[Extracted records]
** start **

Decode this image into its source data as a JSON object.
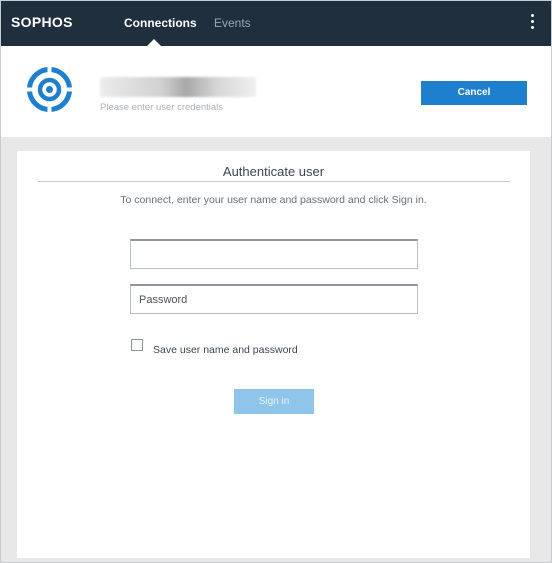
{
  "topbar": {
    "brand": "SOPHOS",
    "tabs": [
      {
        "label": "Connections",
        "active": true
      },
      {
        "label": "Events",
        "active": false
      }
    ]
  },
  "header": {
    "subtitle": "Please enter user credentials",
    "cancel_label": "Cancel"
  },
  "panel": {
    "title": "Authenticate user",
    "instructions": "To connect, enter your user name and password and click Sign in.",
    "username": {
      "value": "",
      "placeholder": ""
    },
    "password": {
      "value": "",
      "placeholder": "Password"
    },
    "save_label": "Save user name and password",
    "save_checked": false,
    "signin_label": "Sign in"
  },
  "colors": {
    "topbar_bg": "#1f2f3e",
    "accent": "#1f7fcf",
    "signin_disabled": "#8fc5ea"
  }
}
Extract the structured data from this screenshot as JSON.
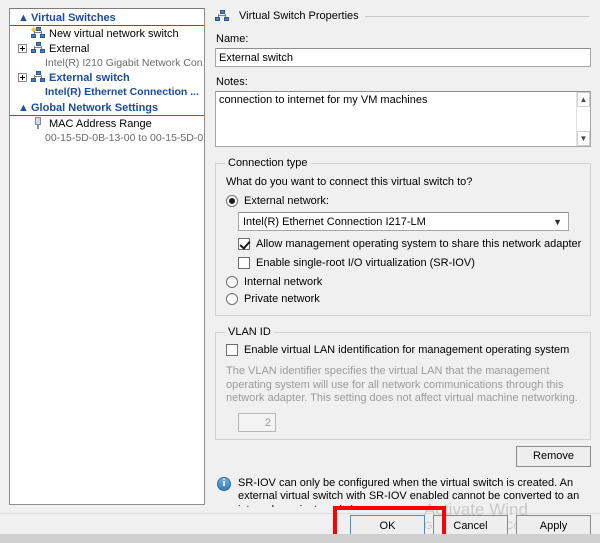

** end **

*Aim*. Quote all the records verbatim, dropping any pictures from your copy.

*The output*.
Decode this image into its source data as a JSON object.
{
  "topbar": {
    "brand": "SOPHOS",
    "tabs": [
      {
        "label": "Connections",
        "active": true
      },
      {
        "label": "Events",
        "active": false
      }
    ]
  },
  "header": {
    "subtitle": "Please enter user credentials",
    "cancel_label": "Cancel"
  },
  "panel": {
    "title": "Authenticate user",
    "instructions": "To connect, enter your user name and password and click Sign in.",
    "username": {
      "value": "",
      "placeholder": ""
    },
    "password": {
      "value": "",
      "placeholder": "Password"
    },
    "save_label": "Save user name and password",
    "save_checked": false,
    "signin_label": "Sign in"
  },
  "colors": {
    "topbar_bg": "#1f2f3e",
    "accent": "#1f7fcf",
    "signin_disabled": "#8fc5ea"
  }
}
Extract the structured data from this screenshot as JSON.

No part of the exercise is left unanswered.